--- START OF DATASET ---

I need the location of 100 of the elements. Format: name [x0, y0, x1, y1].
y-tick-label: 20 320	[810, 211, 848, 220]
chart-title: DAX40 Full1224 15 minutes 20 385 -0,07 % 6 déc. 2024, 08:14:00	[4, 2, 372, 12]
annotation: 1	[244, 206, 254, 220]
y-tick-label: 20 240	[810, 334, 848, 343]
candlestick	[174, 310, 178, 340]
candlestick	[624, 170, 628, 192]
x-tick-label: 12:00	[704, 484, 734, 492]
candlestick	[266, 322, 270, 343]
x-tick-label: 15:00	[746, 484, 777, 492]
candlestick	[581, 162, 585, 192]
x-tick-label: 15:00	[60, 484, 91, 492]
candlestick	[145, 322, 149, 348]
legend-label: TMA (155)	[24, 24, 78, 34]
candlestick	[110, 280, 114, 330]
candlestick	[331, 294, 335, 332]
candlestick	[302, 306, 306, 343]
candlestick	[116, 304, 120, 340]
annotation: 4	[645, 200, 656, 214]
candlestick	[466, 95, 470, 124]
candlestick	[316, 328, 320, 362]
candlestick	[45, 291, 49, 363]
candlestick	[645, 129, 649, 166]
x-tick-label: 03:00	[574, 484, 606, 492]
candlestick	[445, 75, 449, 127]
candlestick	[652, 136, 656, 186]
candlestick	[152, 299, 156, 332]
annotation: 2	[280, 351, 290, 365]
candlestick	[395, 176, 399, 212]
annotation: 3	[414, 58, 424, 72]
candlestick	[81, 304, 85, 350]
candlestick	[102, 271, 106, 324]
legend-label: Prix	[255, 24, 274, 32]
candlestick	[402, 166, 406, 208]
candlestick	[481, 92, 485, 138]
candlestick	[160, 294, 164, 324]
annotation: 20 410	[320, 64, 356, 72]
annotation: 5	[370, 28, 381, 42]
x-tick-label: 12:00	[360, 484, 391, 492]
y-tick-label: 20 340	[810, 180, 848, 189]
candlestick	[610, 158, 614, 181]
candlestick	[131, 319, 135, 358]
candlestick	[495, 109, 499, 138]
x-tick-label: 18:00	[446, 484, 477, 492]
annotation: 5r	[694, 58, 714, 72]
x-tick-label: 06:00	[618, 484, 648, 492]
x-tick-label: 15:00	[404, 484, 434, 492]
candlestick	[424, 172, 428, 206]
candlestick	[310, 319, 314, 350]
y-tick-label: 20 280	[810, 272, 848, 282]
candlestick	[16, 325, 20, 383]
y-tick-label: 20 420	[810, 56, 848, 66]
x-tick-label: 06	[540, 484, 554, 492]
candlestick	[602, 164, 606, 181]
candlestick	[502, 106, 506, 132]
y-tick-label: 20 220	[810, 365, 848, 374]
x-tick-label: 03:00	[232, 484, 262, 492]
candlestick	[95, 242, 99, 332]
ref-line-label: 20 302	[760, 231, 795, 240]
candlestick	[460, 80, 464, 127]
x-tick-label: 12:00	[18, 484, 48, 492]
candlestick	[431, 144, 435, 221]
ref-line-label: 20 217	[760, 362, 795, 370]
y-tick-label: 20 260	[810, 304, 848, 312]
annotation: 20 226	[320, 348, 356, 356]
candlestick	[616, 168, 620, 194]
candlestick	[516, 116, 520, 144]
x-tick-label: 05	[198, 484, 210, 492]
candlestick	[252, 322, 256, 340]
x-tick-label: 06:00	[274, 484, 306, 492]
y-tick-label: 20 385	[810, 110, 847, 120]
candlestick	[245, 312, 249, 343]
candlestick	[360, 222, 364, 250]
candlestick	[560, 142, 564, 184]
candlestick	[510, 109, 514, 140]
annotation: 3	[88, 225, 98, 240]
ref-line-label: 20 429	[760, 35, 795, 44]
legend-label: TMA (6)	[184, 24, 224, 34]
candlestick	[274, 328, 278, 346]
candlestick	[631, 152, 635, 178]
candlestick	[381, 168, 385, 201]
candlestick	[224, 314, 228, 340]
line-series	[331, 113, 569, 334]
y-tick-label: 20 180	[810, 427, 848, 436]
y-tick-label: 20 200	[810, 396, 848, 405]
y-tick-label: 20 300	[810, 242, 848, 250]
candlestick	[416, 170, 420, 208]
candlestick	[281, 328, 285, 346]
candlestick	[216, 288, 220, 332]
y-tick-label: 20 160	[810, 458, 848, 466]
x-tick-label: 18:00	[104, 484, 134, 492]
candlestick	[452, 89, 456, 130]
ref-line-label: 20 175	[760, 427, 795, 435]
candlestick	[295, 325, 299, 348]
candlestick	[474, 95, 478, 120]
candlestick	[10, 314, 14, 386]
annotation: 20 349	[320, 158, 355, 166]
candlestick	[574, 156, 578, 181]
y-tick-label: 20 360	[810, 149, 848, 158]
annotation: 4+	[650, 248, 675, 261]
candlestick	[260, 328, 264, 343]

--- END OF DATASET ---

Please copy out all the records again, changing "candlestick" to "candle" wherever it occurs and leaving everything else as it is.

■ TASK RESPONSE:
I need the location of 100 of the elements. Format: name [x0, y0, x1, y1].
y-tick-label: 20 320	[810, 211, 848, 220]
chart-title: DAX40 Full1224 15 minutes 20 385 -0,07 % 6 déc. 2024, 08:14:00	[4, 2, 372, 12]
annotation: 1	[244, 206, 254, 220]
y-tick-label: 20 240	[810, 334, 848, 343]
candle	[174, 310, 178, 340]
candle	[624, 170, 628, 192]
x-tick-label: 12:00	[704, 484, 734, 492]
candle	[266, 322, 270, 343]
x-tick-label: 15:00	[746, 484, 777, 492]
candle	[581, 162, 585, 192]
x-tick-label: 15:00	[60, 484, 91, 492]
candle	[145, 322, 149, 348]
legend-label: TMA (155)	[24, 24, 78, 34]
candle	[110, 280, 114, 330]
candle	[331, 294, 335, 332]
candle	[302, 306, 306, 343]
candle	[116, 304, 120, 340]
annotation: 4	[645, 200, 656, 214]
candle	[466, 95, 470, 124]
candle	[316, 328, 320, 362]
candle	[45, 291, 49, 363]
candle	[645, 129, 649, 166]
x-tick-label: 03:00	[574, 484, 606, 492]
candle	[445, 75, 449, 127]
candle	[652, 136, 656, 186]
candle	[152, 299, 156, 332]
annotation: 2	[280, 351, 290, 365]
candle	[395, 176, 399, 212]
annotation: 3	[414, 58, 424, 72]
candle	[81, 304, 85, 350]
candle	[102, 271, 106, 324]
legend-label: Prix	[255, 24, 274, 32]
candle	[402, 166, 406, 208]
candle	[481, 92, 485, 138]
candle	[160, 294, 164, 324]
annotation: 20 410	[320, 64, 356, 72]
annotation: 5	[370, 28, 381, 42]
x-tick-label: 12:00	[360, 484, 391, 492]
y-tick-label: 20 340	[810, 180, 848, 189]
candle	[610, 158, 614, 181]
candle	[131, 319, 135, 358]
candle	[495, 109, 499, 138]
x-tick-label: 18:00	[446, 484, 477, 492]
annotation: 5r	[694, 58, 714, 72]
x-tick-label: 06:00	[618, 484, 648, 492]
x-tick-label: 15:00	[404, 484, 434, 492]
candle	[424, 172, 428, 206]
candle	[310, 319, 314, 350]
y-tick-label: 20 280	[810, 272, 848, 282]
candle	[16, 325, 20, 383]
y-tick-label: 20 420	[810, 56, 848, 66]
x-tick-label: 06	[540, 484, 554, 492]
candle	[602, 164, 606, 181]
candle	[502, 106, 506, 132]
y-tick-label: 20 220	[810, 365, 848, 374]
x-tick-label: 03:00	[232, 484, 262, 492]
candle	[95, 242, 99, 332]
ref-line-label: 20 302	[760, 231, 795, 240]
candle	[460, 80, 464, 127]
x-tick-label: 12:00	[18, 484, 48, 492]
candle	[431, 144, 435, 221]
ref-line-label: 20 217	[760, 362, 795, 370]
y-tick-label: 20 260	[810, 304, 848, 312]
annotation: 20 226	[320, 348, 356, 356]
candle	[616, 168, 620, 194]
candle	[516, 116, 520, 144]
x-tick-label: 05	[198, 484, 210, 492]
candle	[252, 322, 256, 340]
x-tick-label: 06:00	[274, 484, 306, 492]
y-tick-label: 20 385	[810, 110, 847, 120]
candle	[245, 312, 249, 343]
candle	[360, 222, 364, 250]
candle	[560, 142, 564, 184]
candle	[510, 109, 514, 140]
annotation: 3	[88, 225, 98, 240]
ref-line-label: 20 429	[760, 35, 795, 44]
legend-label: TMA (6)	[184, 24, 224, 34]
candle	[274, 328, 278, 346]
candle	[631, 152, 635, 178]
candle	[381, 168, 385, 201]
candle	[224, 314, 228, 340]
line-series	[331, 113, 569, 334]
y-tick-label: 20 180	[810, 427, 848, 436]
y-tick-label: 20 200	[810, 396, 848, 405]
y-tick-label: 20 300	[810, 242, 848, 250]
candle	[416, 170, 420, 208]
candle	[281, 328, 285, 346]
candle	[216, 288, 220, 332]
y-tick-label: 20 160	[810, 458, 848, 466]
x-tick-label: 18:00	[104, 484, 134, 492]
candle	[452, 89, 456, 130]
ref-line-label: 20 175	[760, 427, 795, 435]
candle	[295, 325, 299, 348]
candle	[474, 95, 478, 120]
candle	[10, 314, 14, 386]
annotation: 20 349	[320, 158, 355, 166]
candle	[574, 156, 578, 181]
y-tick-label: 20 360	[810, 149, 848, 158]
annotation: 4+	[650, 248, 675, 261]
candle	[260, 328, 264, 343]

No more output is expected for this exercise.